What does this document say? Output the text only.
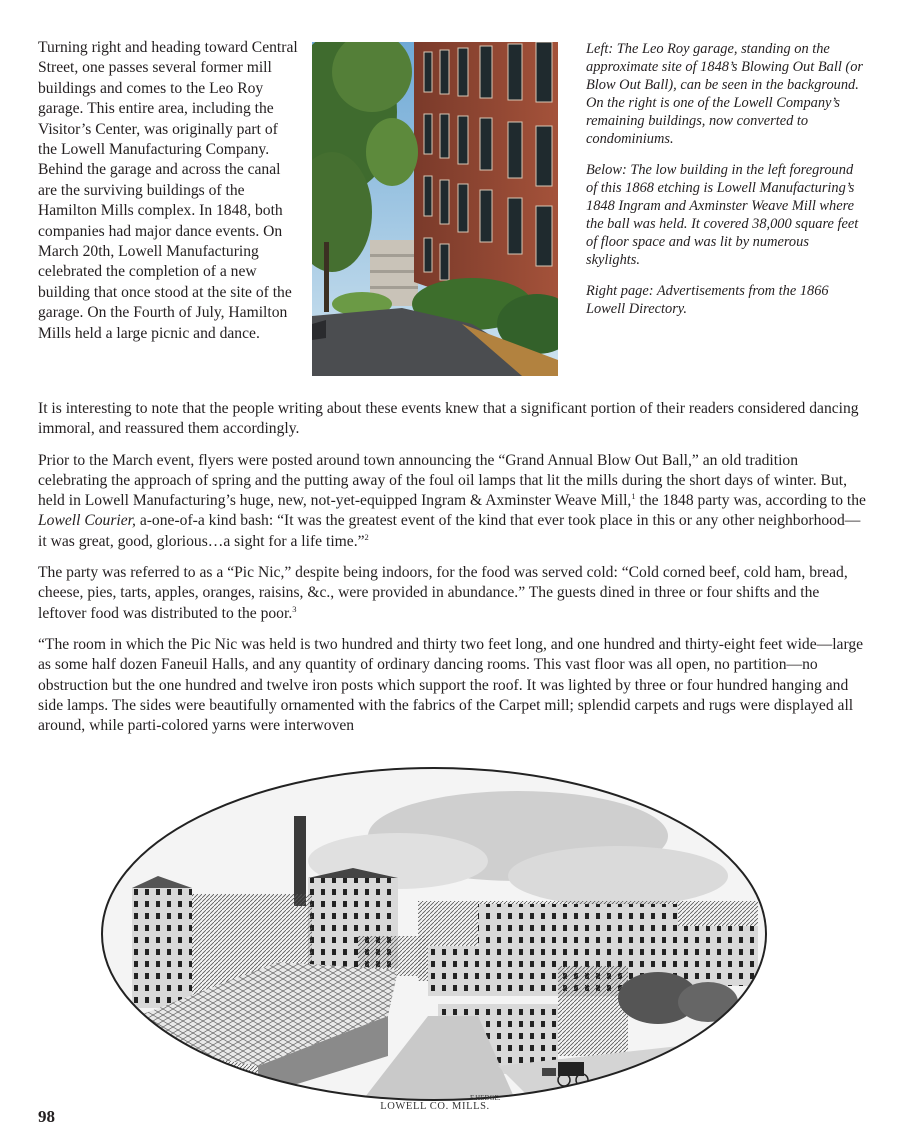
Turning right and heading toward Central Street, one passes several former mill buildings and comes to the Leo Roy garage. This entire area, including the Visitor’s Center, was originally part of the Lowell Manufacturing Company. Behind the garage and across the canal are the surviving buildings of the Hamilton Mills complex. In 1848, both companies had major dance events. On March 20th, Lowell Manufacturing celebrated the completion of a new building that once stood at the site of the garage. On the Fourth of July, Hamilton Mills held a large picnic and dance.

Left: The Leo Roy garage, standing on the approximate site of 1848’s Blowing Out Ball (or Blow Out Ball), can be seen in the background. On the right is one of the Lowell Company’s remaining buildings, now converted to condominiums.

Below: The low building in the left foreground of this 1868 etching is Lowell Manufacturing’s 1848 Ingram and Axminster Weave Mill where the ball was held. It covered 38,000 square feet of floor space and was lit by numerous skylights.

Right page: Advertisements from the 1866 Lowell Directory.

It is interesting to note that the people writing about these events knew that a significant portion of their readers considered dancing immoral, and reassured them accordingly.

Prior to the March event, flyers were posted around town announcing the “Grand Annual Blow Out Ball,” an old tradition celebrating the approach of spring and the putting away of the foul oil lamps that lit the mills during the short days of winter. But, held in Lowell Manufacturing’s huge, new, not-yet-equipped Ingram & Axminster Weave Mill,$^1$ the 1848 party was, according to the Lowell Courier, a-one-of-a kind bash: “It was the greatest event of the kind that ever took place in this or any other neighborhood—it was great, good, glorious…a sight for a life time.”$^2$

The party was referred to as a “Pic Nic,” despite being indoors, for the food was served cold: “Cold corned beef, cold ham, bread, cheese, pies, tarts, apples, oranges, raisins, &c., were provided in abundance.” The guests dined in three or four shifts and the leftover food was distributed to the poor.$^3$

“The room in which the Pic Nic was held is two hundred and thirty two feet long, and one hundred and thirty-eight feet wide—large as some half dozen Faneuil Halls, and any quantity of ordinary dancing rooms. This vast floor was all open, no partition—no obstruction but the one hundred and twelve iron posts which support the roof. It was lighted by three or four hundred hanging and side lamps. The sides were beautifully ornamented with the fabrics of the Carpet mill; splendid carpets and rugs were displayed all around, while parti-colored yarns were interwoven

F.HEDGE.
LOWELL CO. MILLS.
98
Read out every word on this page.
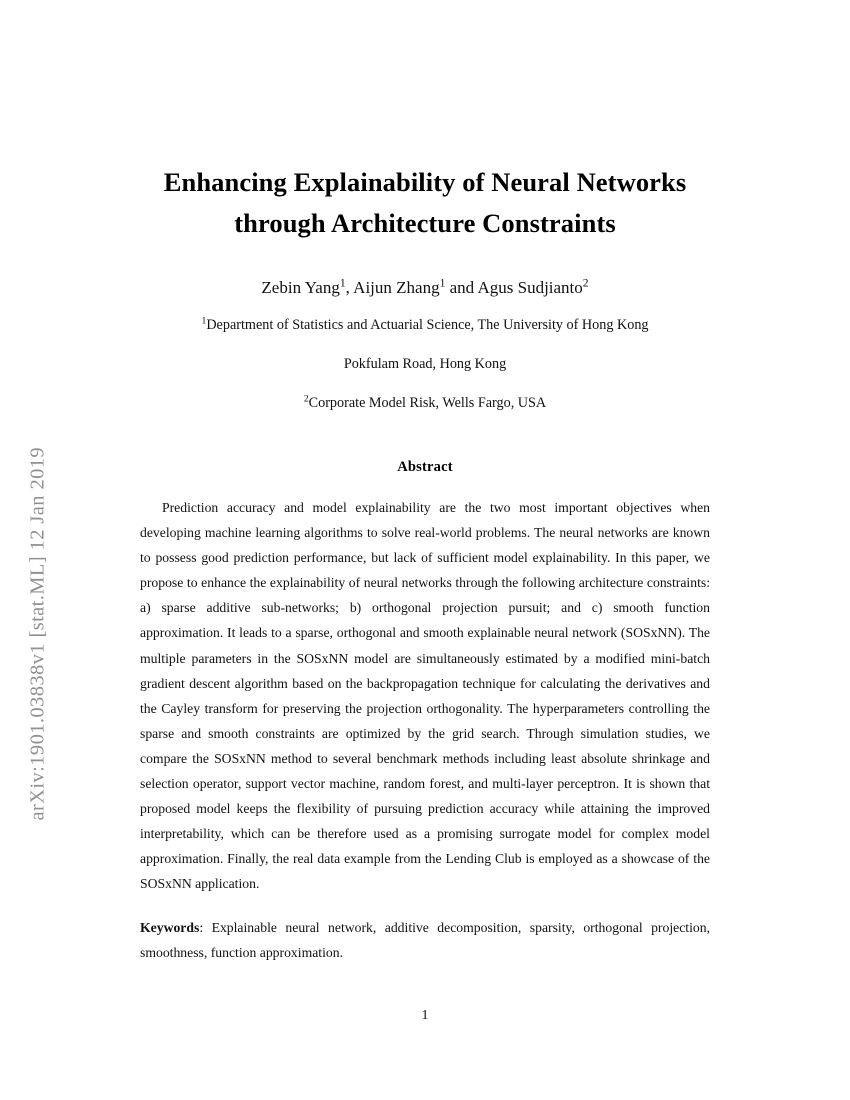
arXiv:1901.03838v1 [stat.ML] 12 Jan 2019
Enhancing Explainability of Neural Networks
through Architecture Constraints

Zebin Yang$^1$, Aijun Zhang$^1$ and Agus Sudjianto$^2$

$^1$Department of Statistics and Actuarial Science, The University of Hong Kong

Pokfulam Road, Hong Kong

$^2$Corporate Model Risk, Wells Fargo, USA

Abstract

Prediction accuracy and model explainability are the two most important objectives when developing machine learning algorithms to solve real-world problems. The neural networks are known to possess good prediction performance, but lack of sufficient model explainability. In this paper, we propose to enhance the explainability of neural networks through the following architecture constraints: a) sparse additive sub-networks; b) orthogonal projection pursuit; and c) smooth function approximation. It leads to a sparse, orthogonal and smooth explainable neural network (SOSxNN). The multiple parameters in the SOSxNN model are simultaneously estimated by a modified mini-batch gradient descent algorithm based on the backpropagation technique for calculating the derivatives and the Cayley transform for preserving the projection orthogonality. The hyperparameters controlling the sparse and smooth constraints are optimized by the grid search. Through simulation studies, we compare the SOSxNN method to several benchmark methods including least absolute shrinkage and selection operator, support vector machine, random forest, and multi-layer perceptron. It is shown that proposed model keeps the flexibility of pursuing prediction accuracy while attaining the improved interpretability, which can be therefore used as a promising surrogate model for complex model approximation. Finally, the real data example from the Lending Club is employed as a showcase of the SOSxNN application.

Keywords: Explainable neural network, additive decomposition, sparsity, orthogonal projection, smoothness, function approximation.

1
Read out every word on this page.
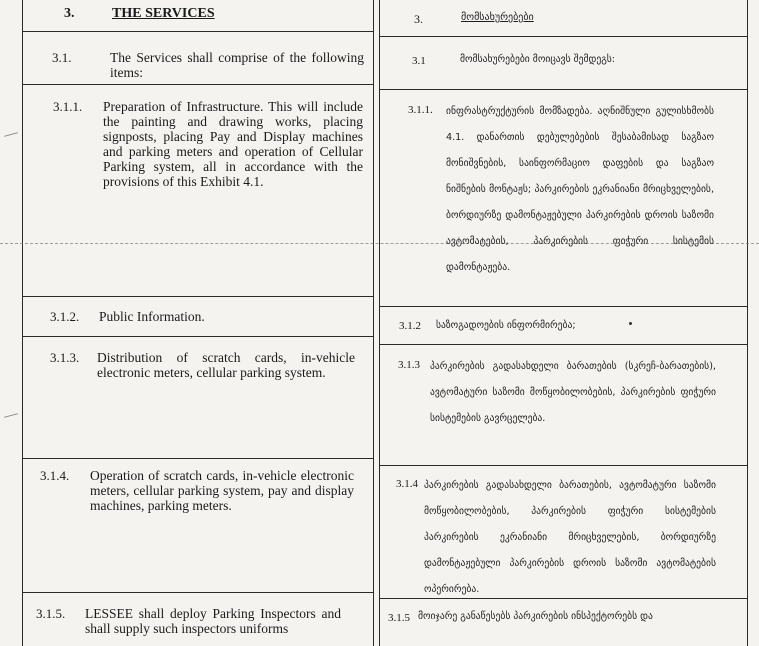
3.	THE SERVICES
3.1.	The Services shall comprise of the following items:
3.1.1. Preparation of Infrastructure. This will include the painting and drawing works, placing signposts, placing Pay and Display machines and parking meters and operation of Cellular Parking system, all in accordance with the provisions of this Exhibit 4.1.
3.1.2. Public Information.
3.1.3. Distribution of scratch cards, in-vehicle electronic meters, cellular parking system.
3.1.4. Operation of scratch cards, in-vehicle electronic meters, cellular parking system, pay and display machines, parking meters.
3.1.5. LESSEE shall deploy Parking Inspectors and shall supply such inspectors uniforms
3.	მომსახურებები
3.1	მომსახურებები მოიცავს შემდეგს:
3.1.1. ინფრასტრუქტურის მომზადება. აღნიშნული გულისხმობს 4.1. დანართის დებულებების შესაბამისად საგზაო მონიშვნების, საინფორმაციო დაფების და საგზაო ნიშნების მონტაჟს; პარკირების ეკრანიანი მრიცხველების, ბორდიურზე დამონტაჟებული პარკირების დროის საზომი ავტომატების, პარკირების ფიჭური სისტემის დამონტაჟება.
3.1.2 საზოგადოების ინფორმირება;
3.1.3 პარკირების გადასახდელი ბარათების (სკრეჩ-ბარათების), ავტომატური საზომი მოწყობილობების, პარკირების ფიჭური სისტემების გავრცელება.
3.1.4 პარკირების გადასახდელი ბარათების, ავტომატური საზომი მოწყობილობების, პარკირების ფიჭური სისტემების პარკირების ეკრანიანი მრიცხველების, ბორდიურზე დამონტაჟებული პარკირების დროის საზომი ავტომატების ოპერირება.
3.1.5 მოიჯარე განაწესებს პარკირების ინსპექტორებს და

────────────────

**Your objective**
Output every entry exactly as given; pictures are not part of the copy.

**Exercise response**
What does this document say? Output the text only.
Turning right and heading toward Central Street, one passes several former mill buildings and comes to the Leo Roy garage. This entire area, including the Visitor’s Center, was originally part of the Lowell Manufacturing Company. Behind the garage and across the canal are the surviving buildings of the Hamilton Mills complex. In 1848, both companies had major dance events. On March 20th, Lowell Manufacturing celebrated the completion of a new building that once stood at the site of the garage. On the Fourth of July, Hamilton Mills held a large picnic and dance.

Left: The Leo Roy garage, standing on the approximate site of 1848’s Blowing Out Ball (or Blow Out Ball), can be seen in the background. On the right is one of the Lowell Company’s remaining buildings, now converted to condominiums.

Below: The low building in the left foreground of this 1868 etching is Lowell Manufacturing’s 1848 Ingram and Axminster Weave Mill where the ball was held. It covered 38,000 square feet of floor space and was lit by numerous skylights.

Right page: Advertisements from the 1866 Lowell Directory.

It is interesting to note that the people writing about these events knew that a significant portion of their readers considered dancing immoral, and reassured them accordingly.

Prior to the March event, flyers were posted around town announcing the “Grand Annual Blow Out Ball,” an old tradition celebrating the approach of spring and the putting away of the foul oil lamps that lit the mills during the short days of winter. But, held in Lowell Manufacturing’s huge, new, not-yet-equipped Ingram & Axminster Weave Mill,$^1$ the 1848 party was, according to the Lowell Courier, a-one-of-a kind bash: “It was the greatest event of the kind that ever took place in this or any other neighborhood—it was great, good, glorious…a sight for a life time.”$^2$

The party was referred to as a “Pic Nic,” despite being indoors, for the food was served cold: “Cold corned beef, cold ham, bread, cheese, pies, tarts, apples, oranges, raisins, &c., were provided in abundance.” The guests dined in three or four shifts and the leftover food was distributed to the poor.$^3$

“The room in which the Pic Nic was held is two hundred and thirty two feet long, and one hundred and thirty-eight feet wide—large as some half dozen Faneuil Halls, and any quantity of ordinary dancing rooms. This vast floor was all open, no partition—no obstruction but the one hundred and twelve iron posts which support the roof. It was lighted by three or four hundred hanging and side lamps. The sides were beautifully ornamented with the fabrics of the Carpet mill; splendid carpets and rugs were displayed all around, while parti-colored yarns were interwoven

F.HEDGE.
LOWELL CO. MILLS.
98
Read out every word on this page.
arXiv:1901.03838v1 [stat.ML] 12 Jan 2019
Enhancing Explainability of Neural Networks
through Architecture Constraints

Zebin Yang$^1$, Aijun Zhang$^1$ and Agus Sudjianto$^2$

$^1$Department of Statistics and Actuarial Science, The University of Hong Kong

Pokfulam Road, Hong Kong

$^2$Corporate Model Risk, Wells Fargo, USA

Abstract

Prediction accuracy and model explainability are the two most important objectives when developing machine learning algorithms to solve real-world problems. The neural networks are known to possess good prediction performance, but lack of sufficient model explainability. In this paper, we propose to enhance the explainability of neural networks through the following architecture constraints: a) sparse additive sub-networks; b) orthogonal projection pursuit; and c) smooth function approximation. It leads to a sparse, orthogonal and smooth explainable neural network (SOSxNN). The multiple parameters in the SOSxNN model are simultaneously estimated by a modified mini-batch gradient descent algorithm based on the backpropagation technique for calculating the derivatives and the Cayley transform for preserving the projection orthogonality. The hyperparameters controlling the sparse and smooth constraints are optimized by the grid search. Through simulation studies, we compare the SOSxNN method to several benchmark methods including least absolute shrinkage and selection operator, support vector machine, random forest, and multi-layer perceptron. It is shown that proposed model keeps the flexibility of pursuing prediction accuracy while attaining the improved interpretability, which can be therefore used as a promising surrogate model for complex model approximation. Finally, the real data example from the Lending Club is employed as a showcase of the SOSxNN application.

Keywords: Explainable neural network, additive decomposition, sparsity, orthogonal projection, smoothness, function approximation.

1
Read out every word on this page.
3.	THE SERVICES
3.1.	The Services shall comprise of the following items:
3.1.1. Preparation of Infrastructure. This will include the painting and drawing works, placing signposts, placing Pay and Display machines and parking meters and operation of Cellular Parking system, all in accordance with the provisions of this Exhibit 4.1.
3.1.2. Public Information.
3.1.3. Distribution of scratch cards, in-vehicle electronic meters, cellular parking system.
3.1.4. Operation of scratch cards, in-vehicle electronic meters, cellular parking system, pay and display machines, parking meters.
3.1.5. LESSEE shall deploy Parking Inspectors and shall supply such inspectors uniforms
3.	მომსახურებები
3.1	მომსახურებები მოიცავს შემდეგს:
3.1.1. ინფრასტრუქტურის მომზადება. აღნიშნული გულისხმობს 4.1. დანართის დებულებების შესაბამისად საგზაო მონიშვნების, საინფორმაციო დაფების და საგზაო ნიშნების მონტაჟს; პარკირების ეკრანიანი მრიცხველების, ბორდიურზე დამონტაჟებული პარკირების დროის საზომი ავტომატების, პარკირების ფიჭური სისტემის დამონტაჟება.
3.1.2 საზოგადოების ინფორმირება;
3.1.3 პარკირების გადასახდელი ბარათების (სკრეჩ-ბარათების), ავტომატური საზომი მოწყობილობების, პარკირების ფიჭური სისტემების გავრცელება.
3.1.4 პარკირების გადასახდელი ბარათების, ავტომატური საზომი მოწყობილობების, პარკირების ფიჭური სისტემების პარკირების ეკრანიანი მრიცხველების, ბორდიურზე დამონტაჟებული პარკირების დროის საზომი ავტომატების ოპერირება.
3.1.5 მოიჯარე განაწესებს პარკირების ინსპექტორებს და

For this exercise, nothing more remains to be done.